# [Activity]
Every entry must appear in the output exactly as it does here.

# [Data provided]

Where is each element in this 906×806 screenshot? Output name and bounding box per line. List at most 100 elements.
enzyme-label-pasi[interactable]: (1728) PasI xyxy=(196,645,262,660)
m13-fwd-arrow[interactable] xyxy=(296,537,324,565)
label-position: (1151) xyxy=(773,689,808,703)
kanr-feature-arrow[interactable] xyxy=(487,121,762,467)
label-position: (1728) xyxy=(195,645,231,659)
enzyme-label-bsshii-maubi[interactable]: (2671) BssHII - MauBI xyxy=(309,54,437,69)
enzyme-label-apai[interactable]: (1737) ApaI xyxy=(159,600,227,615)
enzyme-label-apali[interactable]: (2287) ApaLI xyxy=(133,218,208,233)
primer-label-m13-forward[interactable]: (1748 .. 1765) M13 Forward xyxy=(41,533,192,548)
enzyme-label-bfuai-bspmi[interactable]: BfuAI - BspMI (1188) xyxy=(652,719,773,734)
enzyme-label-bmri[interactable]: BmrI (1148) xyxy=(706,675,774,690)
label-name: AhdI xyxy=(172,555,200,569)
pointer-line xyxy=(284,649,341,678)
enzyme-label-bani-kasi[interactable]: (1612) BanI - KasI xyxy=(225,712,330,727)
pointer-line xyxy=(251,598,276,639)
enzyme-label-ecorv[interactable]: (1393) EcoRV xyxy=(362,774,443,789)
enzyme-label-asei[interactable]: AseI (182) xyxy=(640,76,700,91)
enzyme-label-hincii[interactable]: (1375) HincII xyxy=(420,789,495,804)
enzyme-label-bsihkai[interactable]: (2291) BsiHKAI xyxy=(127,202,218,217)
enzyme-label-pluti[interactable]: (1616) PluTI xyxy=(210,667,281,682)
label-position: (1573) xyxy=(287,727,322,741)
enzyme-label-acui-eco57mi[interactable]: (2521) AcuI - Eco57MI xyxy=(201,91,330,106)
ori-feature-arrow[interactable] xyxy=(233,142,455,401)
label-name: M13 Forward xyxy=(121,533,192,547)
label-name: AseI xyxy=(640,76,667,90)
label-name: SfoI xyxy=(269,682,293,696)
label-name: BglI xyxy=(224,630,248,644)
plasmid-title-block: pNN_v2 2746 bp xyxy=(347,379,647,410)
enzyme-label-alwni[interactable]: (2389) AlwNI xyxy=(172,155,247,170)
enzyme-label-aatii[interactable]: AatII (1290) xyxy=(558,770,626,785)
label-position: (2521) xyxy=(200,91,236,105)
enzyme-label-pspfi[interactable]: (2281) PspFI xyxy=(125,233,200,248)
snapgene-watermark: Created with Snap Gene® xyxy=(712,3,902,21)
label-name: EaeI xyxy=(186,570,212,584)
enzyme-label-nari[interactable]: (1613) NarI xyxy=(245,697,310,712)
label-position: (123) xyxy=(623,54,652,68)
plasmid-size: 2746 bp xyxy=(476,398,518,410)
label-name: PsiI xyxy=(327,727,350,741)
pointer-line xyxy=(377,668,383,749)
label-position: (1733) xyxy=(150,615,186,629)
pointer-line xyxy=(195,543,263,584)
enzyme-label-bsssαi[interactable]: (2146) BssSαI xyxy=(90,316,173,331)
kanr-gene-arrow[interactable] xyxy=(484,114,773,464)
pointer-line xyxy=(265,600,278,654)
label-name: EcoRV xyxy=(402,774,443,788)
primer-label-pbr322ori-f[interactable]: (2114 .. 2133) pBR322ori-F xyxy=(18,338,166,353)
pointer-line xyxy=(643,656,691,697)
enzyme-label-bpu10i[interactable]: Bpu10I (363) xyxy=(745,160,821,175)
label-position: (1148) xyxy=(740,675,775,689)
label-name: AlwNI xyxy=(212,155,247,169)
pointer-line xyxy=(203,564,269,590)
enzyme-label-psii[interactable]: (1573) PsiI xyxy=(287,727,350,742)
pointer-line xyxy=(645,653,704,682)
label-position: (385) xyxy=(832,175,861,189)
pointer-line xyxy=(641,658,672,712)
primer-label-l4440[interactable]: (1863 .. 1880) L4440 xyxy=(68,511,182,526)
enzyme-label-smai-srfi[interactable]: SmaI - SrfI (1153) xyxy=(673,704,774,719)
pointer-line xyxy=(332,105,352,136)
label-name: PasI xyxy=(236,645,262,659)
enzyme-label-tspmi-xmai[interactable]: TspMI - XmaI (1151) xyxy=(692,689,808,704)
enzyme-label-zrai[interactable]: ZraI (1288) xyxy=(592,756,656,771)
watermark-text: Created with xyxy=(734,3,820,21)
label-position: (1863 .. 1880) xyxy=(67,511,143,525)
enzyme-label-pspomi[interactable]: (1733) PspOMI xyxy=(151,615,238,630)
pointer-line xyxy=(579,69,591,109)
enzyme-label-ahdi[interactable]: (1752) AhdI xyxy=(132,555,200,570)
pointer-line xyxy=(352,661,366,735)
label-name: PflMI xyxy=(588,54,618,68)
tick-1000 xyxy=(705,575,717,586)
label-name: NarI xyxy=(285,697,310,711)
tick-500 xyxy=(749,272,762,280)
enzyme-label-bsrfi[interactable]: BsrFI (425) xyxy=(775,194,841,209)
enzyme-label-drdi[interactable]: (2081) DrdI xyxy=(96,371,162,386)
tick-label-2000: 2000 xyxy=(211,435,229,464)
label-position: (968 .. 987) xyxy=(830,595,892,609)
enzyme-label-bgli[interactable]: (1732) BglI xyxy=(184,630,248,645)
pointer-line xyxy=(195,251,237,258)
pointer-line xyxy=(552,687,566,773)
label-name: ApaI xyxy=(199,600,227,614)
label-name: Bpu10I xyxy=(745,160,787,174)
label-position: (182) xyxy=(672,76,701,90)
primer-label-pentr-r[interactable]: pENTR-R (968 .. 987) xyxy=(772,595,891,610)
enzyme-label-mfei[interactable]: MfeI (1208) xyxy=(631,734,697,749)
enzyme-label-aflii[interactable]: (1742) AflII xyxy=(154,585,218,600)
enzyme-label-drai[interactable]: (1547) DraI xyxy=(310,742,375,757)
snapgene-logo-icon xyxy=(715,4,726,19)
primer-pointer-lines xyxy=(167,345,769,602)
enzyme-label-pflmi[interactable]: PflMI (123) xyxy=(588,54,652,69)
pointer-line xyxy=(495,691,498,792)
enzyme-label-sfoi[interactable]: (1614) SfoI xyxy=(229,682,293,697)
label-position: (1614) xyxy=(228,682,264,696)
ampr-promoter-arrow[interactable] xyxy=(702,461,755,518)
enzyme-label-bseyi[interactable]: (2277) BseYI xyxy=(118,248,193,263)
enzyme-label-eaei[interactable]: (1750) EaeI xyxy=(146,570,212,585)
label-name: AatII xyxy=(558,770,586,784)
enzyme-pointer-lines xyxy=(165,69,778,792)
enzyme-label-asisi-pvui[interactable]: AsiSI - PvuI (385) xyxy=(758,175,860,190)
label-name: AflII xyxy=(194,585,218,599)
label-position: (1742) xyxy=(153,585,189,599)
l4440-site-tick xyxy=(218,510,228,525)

# [Solution to the exercise]
Where is each element in this 906×806 screenshot? Output name and bounding box per line. List at most 100 elements.
enzyme-label-pasi[interactable]: (1728) PasI xyxy=(196,645,262,660)
m13-fwd-arrow[interactable] xyxy=(296,537,324,565)
label-position: (1151) xyxy=(773,689,808,703)
kanr-feature-arrow[interactable] xyxy=(487,121,762,467)
label-position: (1728) xyxy=(195,645,231,659)
enzyme-label-bsshii-maubi[interactable]: (2671) BssHII - MauBI xyxy=(309,54,437,69)
enzyme-label-apai[interactable]: (1737) ApaI xyxy=(159,600,227,615)
enzyme-label-apali[interactable]: (2287) ApaLI xyxy=(133,218,208,233)
primer-label-m13-forward[interactable]: (1748 .. 1765) M13 Forward xyxy=(41,533,192,548)
enzyme-label-bfuai-bspmi[interactable]: BfuAI - BspMI (1188) xyxy=(652,719,773,734)
enzyme-label-bmri[interactable]: BmrI (1148) xyxy=(706,675,774,690)
label-name: AhdI xyxy=(172,555,200,569)
pointer-line xyxy=(284,649,341,678)
enzyme-label-bani-kasi[interactable]: (1612) BanI - KasI xyxy=(225,712,330,727)
pointer-line xyxy=(251,598,276,639)
enzyme-label-ecorv[interactable]: (1393) EcoRV xyxy=(362,774,443,789)
enzyme-label-asei[interactable]: AseI (182) xyxy=(640,76,700,91)
enzyme-label-hincii[interactable]: (1375) HincII xyxy=(420,789,495,804)
enzyme-label-bsihkai[interactable]: (2291) BsiHKAI xyxy=(127,202,218,217)
enzyme-label-pluti[interactable]: (1616) PluTI xyxy=(210,667,281,682)
label-position: (1573) xyxy=(287,727,322,741)
enzyme-label-acui-eco57mi[interactable]: (2521) AcuI - Eco57MI xyxy=(201,91,330,106)
ori-feature-arrow[interactable] xyxy=(233,142,455,401)
label-name: M13 Forward xyxy=(121,533,192,547)
label-name: AseI xyxy=(640,76,667,90)
label-name: SfoI xyxy=(269,682,293,696)
label-name: BglI xyxy=(224,630,248,644)
plasmid-title-block: pNN_v2 2746 bp xyxy=(347,379,647,410)
enzyme-label-alwni[interactable]: (2389) AlwNI xyxy=(172,155,247,170)
enzyme-label-aatii[interactable]: AatII (1290) xyxy=(558,770,626,785)
label-position: (2521) xyxy=(200,91,236,105)
enzyme-label-pspfi[interactable]: (2281) PspFI xyxy=(125,233,200,248)
snapgene-watermark: Created with Snap Gene® xyxy=(712,3,902,21)
label-name: EaeI xyxy=(186,570,212,584)
enzyme-label-nari[interactable]: (1613) NarI xyxy=(245,697,310,712)
label-position: (123) xyxy=(623,54,652,68)
plasmid-size: 2746 bp xyxy=(476,398,518,410)
label-name: PsiI xyxy=(327,727,350,741)
pointer-line xyxy=(377,668,383,749)
label-position: (1733) xyxy=(150,615,186,629)
pointer-line xyxy=(195,543,263,584)
enzyme-label-bsssαi[interactable]: (2146) BssSαI xyxy=(90,316,173,331)
kanr-gene-arrow[interactable] xyxy=(484,114,773,464)
pointer-line xyxy=(265,600,278,654)
label-name: EcoRV xyxy=(402,774,443,788)
primer-label-pbr322ori-f[interactable]: (2114 .. 2133) pBR322ori-F xyxy=(18,338,166,353)
pointer-line xyxy=(643,656,691,697)
enzyme-label-bpu10i[interactable]: Bpu10I (363) xyxy=(745,160,821,175)
label-position: (1148) xyxy=(740,675,775,689)
label-name: AlwNI xyxy=(212,155,247,169)
pointer-line xyxy=(203,564,269,590)
enzyme-label-psii[interactable]: (1573) PsiI xyxy=(287,727,350,742)
pointer-line xyxy=(645,653,704,682)
label-position: (385) xyxy=(832,175,861,189)
pointer-line xyxy=(641,658,672,712)
primer-label-l4440[interactable]: (1863 .. 1880) L4440 xyxy=(68,511,182,526)
enzyme-label-smai-srfi[interactable]: SmaI - SrfI (1153) xyxy=(673,704,774,719)
pointer-line xyxy=(332,105,352,136)
label-name: PasI xyxy=(236,645,262,659)
enzyme-label-tspmi-xmai[interactable]: TspMI - XmaI (1151) xyxy=(692,689,808,704)
enzyme-label-zrai[interactable]: ZraI (1288) xyxy=(592,756,656,771)
watermark-text: Created with xyxy=(734,3,820,21)
label-position: (1863 .. 1880) xyxy=(67,511,143,525)
enzyme-label-pspomi[interactable]: (1733) PspOMI xyxy=(151,615,238,630)
pointer-line xyxy=(579,69,591,109)
enzyme-label-ahdi[interactable]: (1752) AhdI xyxy=(132,555,200,570)
pointer-line xyxy=(352,661,366,735)
label-name: PflMI xyxy=(588,54,618,68)
tick-1000 xyxy=(705,575,717,586)
label-name: NarI xyxy=(285,697,310,711)
tick-500 xyxy=(749,272,762,280)
enzyme-label-bsrfi[interactable]: BsrFI (425) xyxy=(775,194,841,209)
enzyme-label-drdi[interactable]: (2081) DrdI xyxy=(96,371,162,386)
tick-label-2000: 2000 xyxy=(211,435,229,464)
label-position: (968 .. 987) xyxy=(830,595,892,609)
enzyme-label-bgli[interactable]: (1732) BglI xyxy=(184,630,248,645)
pointer-line xyxy=(195,251,237,258)
pointer-line xyxy=(552,687,566,773)
label-name: ApaI xyxy=(199,600,227,614)
label-name: Bpu10I xyxy=(745,160,787,174)
label-position: (182) xyxy=(672,76,701,90)
primer-label-pentr-r[interactable]: pENTR-R (968 .. 987) xyxy=(772,595,891,610)
enzyme-label-mfei[interactable]: MfeI (1208) xyxy=(631,734,697,749)
enzyme-label-aflii[interactable]: (1742) AflII xyxy=(154,585,218,600)
enzyme-label-drai[interactable]: (1547) DraI xyxy=(310,742,375,757)
snapgene-logo-icon xyxy=(715,4,726,19)
primer-pointer-lines xyxy=(167,345,769,602)
enzyme-label-pflmi[interactable]: PflMI (123) xyxy=(588,54,652,69)
pointer-line xyxy=(495,691,498,792)
enzyme-label-sfoi[interactable]: (1614) SfoI xyxy=(229,682,293,697)
label-position: (1614) xyxy=(228,682,264,696)
ampr-promoter-arrow[interactable] xyxy=(702,461,755,518)
enzyme-label-bseyi[interactable]: (2277) BseYI xyxy=(118,248,193,263)
enzyme-label-eaei[interactable]: (1750) EaeI xyxy=(146,570,212,585)
label-name: AatII xyxy=(558,770,586,784)
enzyme-pointer-lines xyxy=(165,69,778,792)
enzyme-label-asisi-pvui[interactable]: AsiSI - PvuI (385) xyxy=(758,175,860,190)
label-name: AflII xyxy=(194,585,218,599)
label-position: (1742) xyxy=(153,585,189,599)
l4440-site-tick xyxy=(218,510,228,525)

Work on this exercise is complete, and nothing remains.